- **REQUIREMENTS**
Wherever a line holds the word "this", copy that line out.

** Begin DATASET EXCERPTS **

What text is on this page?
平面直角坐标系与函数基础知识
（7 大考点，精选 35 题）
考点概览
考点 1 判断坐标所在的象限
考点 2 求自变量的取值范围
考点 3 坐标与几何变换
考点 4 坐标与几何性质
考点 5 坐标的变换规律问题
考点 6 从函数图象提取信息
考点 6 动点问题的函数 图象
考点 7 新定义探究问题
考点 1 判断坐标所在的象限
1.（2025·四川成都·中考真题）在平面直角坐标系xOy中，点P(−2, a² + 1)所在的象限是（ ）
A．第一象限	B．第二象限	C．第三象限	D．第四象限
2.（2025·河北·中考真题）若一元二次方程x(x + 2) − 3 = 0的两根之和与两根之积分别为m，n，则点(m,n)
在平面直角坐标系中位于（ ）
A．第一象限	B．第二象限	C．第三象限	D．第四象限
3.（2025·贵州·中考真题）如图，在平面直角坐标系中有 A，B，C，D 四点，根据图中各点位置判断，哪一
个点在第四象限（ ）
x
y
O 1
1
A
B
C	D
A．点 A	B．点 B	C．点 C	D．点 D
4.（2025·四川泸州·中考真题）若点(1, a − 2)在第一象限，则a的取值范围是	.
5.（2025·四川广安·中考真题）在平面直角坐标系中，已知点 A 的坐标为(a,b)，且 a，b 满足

** End DATASET EXCERPTS **
** Begin DATASET EXCERPTS **

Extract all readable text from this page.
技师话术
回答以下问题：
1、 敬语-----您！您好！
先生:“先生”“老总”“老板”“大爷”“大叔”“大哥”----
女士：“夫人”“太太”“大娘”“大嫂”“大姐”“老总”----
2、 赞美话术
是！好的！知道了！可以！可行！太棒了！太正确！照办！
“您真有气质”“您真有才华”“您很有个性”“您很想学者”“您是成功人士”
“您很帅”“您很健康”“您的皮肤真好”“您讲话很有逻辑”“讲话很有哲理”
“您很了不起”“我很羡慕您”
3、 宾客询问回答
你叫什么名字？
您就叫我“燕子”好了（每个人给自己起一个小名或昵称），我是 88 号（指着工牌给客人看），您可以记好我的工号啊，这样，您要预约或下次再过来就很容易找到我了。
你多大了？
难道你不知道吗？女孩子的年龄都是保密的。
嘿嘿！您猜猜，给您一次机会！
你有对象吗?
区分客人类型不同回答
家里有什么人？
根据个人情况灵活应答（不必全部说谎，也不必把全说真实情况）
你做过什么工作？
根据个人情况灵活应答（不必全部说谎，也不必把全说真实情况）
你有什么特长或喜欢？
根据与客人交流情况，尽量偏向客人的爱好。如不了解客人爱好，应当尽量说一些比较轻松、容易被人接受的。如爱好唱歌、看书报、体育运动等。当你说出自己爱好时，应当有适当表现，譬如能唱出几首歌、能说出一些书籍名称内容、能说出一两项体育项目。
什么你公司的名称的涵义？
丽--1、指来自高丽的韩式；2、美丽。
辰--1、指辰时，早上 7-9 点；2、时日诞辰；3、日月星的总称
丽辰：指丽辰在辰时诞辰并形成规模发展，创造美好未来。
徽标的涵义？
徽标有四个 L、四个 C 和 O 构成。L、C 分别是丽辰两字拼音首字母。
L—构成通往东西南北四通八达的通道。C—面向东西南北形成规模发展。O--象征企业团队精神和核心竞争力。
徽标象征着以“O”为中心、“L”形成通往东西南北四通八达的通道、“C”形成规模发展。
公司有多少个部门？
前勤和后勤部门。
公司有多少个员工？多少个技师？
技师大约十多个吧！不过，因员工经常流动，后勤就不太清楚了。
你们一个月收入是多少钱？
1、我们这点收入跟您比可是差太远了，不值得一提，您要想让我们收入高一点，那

** End DATASET EXCERPTS **

- **RESPONSE TO THE EXERCISE**
What text is on this page?
Extract all readable text from this page.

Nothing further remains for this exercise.